▶ _What you need to do_:
Restate each entry word for word, leaving nothing out.

==================================================

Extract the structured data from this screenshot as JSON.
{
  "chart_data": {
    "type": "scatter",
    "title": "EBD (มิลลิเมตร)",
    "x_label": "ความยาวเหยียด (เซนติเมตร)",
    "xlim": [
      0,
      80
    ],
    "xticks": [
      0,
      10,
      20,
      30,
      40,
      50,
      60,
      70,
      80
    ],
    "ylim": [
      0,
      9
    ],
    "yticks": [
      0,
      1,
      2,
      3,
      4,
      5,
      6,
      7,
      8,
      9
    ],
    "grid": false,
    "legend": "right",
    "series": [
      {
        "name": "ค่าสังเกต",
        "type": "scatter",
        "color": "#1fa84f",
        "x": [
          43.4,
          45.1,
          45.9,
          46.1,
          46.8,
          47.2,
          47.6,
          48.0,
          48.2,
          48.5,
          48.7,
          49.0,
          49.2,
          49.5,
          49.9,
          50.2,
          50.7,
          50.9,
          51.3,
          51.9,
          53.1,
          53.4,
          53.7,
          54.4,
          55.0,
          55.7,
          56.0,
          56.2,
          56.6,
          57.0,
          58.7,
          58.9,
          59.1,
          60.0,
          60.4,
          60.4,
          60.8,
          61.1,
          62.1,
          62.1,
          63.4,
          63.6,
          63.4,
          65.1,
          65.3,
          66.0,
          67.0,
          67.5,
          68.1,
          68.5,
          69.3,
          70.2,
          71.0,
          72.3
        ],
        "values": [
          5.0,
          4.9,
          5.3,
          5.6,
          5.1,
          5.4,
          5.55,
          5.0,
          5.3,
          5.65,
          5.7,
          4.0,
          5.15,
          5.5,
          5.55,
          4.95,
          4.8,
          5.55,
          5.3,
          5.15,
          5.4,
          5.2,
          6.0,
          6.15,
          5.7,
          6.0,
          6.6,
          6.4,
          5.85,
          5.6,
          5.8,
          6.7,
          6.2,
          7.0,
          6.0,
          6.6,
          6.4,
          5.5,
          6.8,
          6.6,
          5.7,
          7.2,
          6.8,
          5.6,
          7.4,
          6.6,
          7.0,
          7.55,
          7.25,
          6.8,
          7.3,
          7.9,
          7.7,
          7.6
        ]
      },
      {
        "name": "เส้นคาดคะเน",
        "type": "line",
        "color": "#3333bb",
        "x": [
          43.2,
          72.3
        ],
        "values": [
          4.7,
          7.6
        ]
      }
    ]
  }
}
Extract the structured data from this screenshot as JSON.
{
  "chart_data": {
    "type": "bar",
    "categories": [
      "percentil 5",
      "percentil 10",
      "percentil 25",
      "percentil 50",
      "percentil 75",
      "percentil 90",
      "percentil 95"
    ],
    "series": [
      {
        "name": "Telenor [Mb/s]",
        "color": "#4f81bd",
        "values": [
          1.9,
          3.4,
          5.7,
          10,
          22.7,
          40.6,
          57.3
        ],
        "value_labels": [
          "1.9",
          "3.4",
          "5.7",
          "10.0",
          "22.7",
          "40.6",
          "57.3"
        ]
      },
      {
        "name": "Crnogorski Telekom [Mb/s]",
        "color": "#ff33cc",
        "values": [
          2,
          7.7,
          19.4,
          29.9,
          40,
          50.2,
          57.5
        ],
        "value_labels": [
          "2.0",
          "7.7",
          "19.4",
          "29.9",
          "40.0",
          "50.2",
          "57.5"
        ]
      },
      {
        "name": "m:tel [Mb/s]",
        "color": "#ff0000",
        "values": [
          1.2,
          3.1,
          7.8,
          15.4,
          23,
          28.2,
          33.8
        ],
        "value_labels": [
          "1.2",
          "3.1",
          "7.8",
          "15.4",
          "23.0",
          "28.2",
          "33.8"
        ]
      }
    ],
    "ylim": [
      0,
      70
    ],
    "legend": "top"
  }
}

==================================================

▶ _Answer to this exercise_:
Extract the structured data from this screenshot as JSON.
{
  "chart_data": {
    "type": "scatter",
    "title": "EBD (มิลลิเมตร)",
    "x_label": "ความยาวเหยียด (เซนติเมตร)",
    "xlim": [
      0,
      80
    ],
    "xticks": [
      0,
      10,
      20,
      30,
      40,
      50,
      60,
      70,
      80
    ],
    "ylim": [
      0,
      9
    ],
    "yticks": [
      0,
      1,
      2,
      3,
      4,
      5,
      6,
      7,
      8,
      9
    ],
    "grid": false,
    "legend": "right",
    "series": [
      {
        "name": "ค่าสังเกต",
        "type": "scatter",
        "color": "#1fa84f",
        "x": [
          43.4,
          45.1,
          45.9,
          46.1,
          46.8,
          47.2,
          47.6,
          48.0,
          48.2,
          48.5,
          48.7,
          49.0,
          49.2,
          49.5,
          49.9,
          50.2,
          50.7,
          50.9,
          51.3,
          51.9,
          53.1,
          53.4,
          53.7,
          54.4,
          55.0,
          55.7,
          56.0,
          56.2,
          56.6,
          57.0,
          58.7,
          58.9,
          59.1,
          60.0,
          60.4,
          60.4,
          60.8,
          61.1,
          62.1,
          62.1,
          63.4,
          63.6,
          63.4,
          65.1,
          65.3,
          66.0,
          67.0,
          67.5,
          68.1,
          68.5,
          69.3,
          70.2,
          71.0,
          72.3
        ],
        "values": [
          5.0,
          4.9,
          5.3,
          5.6,
          5.1,
          5.4,
          5.55,
          5.0,
          5.3,
          5.65,
          5.7,
          4.0,
          5.15,
          5.5,
          5.55,
          4.95,
          4.8,
          5.55,
          5.3,
          5.15,
          5.4,
          5.2,
          6.0,
          6.15,
          5.7,
          6.0,
          6.6,
          6.4,
          5.85,
          5.6,
          5.8,
          6.7,
          6.2,
          7.0,
          6.0,
          6.6,
          6.4,
          5.5,
          6.8,
          6.6,
          5.7,
          7.2,
          6.8,
          5.6,
          7.4,
          6.6,
          7.0,
          7.55,
          7.25,
          6.8,
          7.3,
          7.9,
          7.7,
          7.6
        ]
      },
      {
        "name": "เส้นคาดคะเน",
        "type": "line",
        "color": "#3333bb",
        "x": [
          43.2,
          72.3
        ],
        "values": [
          4.7,
          7.6
        ]
      }
    ]
  }
}
Extract the structured data from this screenshot as JSON.
{
  "chart_data": {
    "type": "bar",
    "categories": [
      "percentil 5",
      "percentil 10",
      "percentil 25",
      "percentil 50",
      "percentil 75",
      "percentil 90",
      "percentil 95"
    ],
    "series": [
      {
        "name": "Telenor [Mb/s]",
        "color": "#4f81bd",
        "values": [
          1.9,
          3.4,
          5.7,
          10,
          22.7,
          40.6,
          57.3
        ],
        "value_labels": [
          "1.9",
          "3.4",
          "5.7",
          "10.0",
          "22.7",
          "40.6",
          "57.3"
        ]
      },
      {
        "name": "Crnogorski Telekom [Mb/s]",
        "color": "#ff33cc",
        "values": [
          2,
          7.7,
          19.4,
          29.9,
          40,
          50.2,
          57.5
        ],
        "value_labels": [
          "2.0",
          "7.7",
          "19.4",
          "29.9",
          "40.0",
          "50.2",
          "57.5"
        ]
      },
      {
        "name": "m:tel [Mb/s]",
        "color": "#ff0000",
        "values": [
          1.2,
          3.1,
          7.8,
          15.4,
          23,
          28.2,
          33.8
        ],
        "value_labels": [
          "1.2",
          "3.1",
          "7.8",
          "15.4",
          "23.0",
          "28.2",
          "33.8"
        ]
      }
    ],
    "ylim": [
      0,
      70
    ],
    "legend": "top"
  }
}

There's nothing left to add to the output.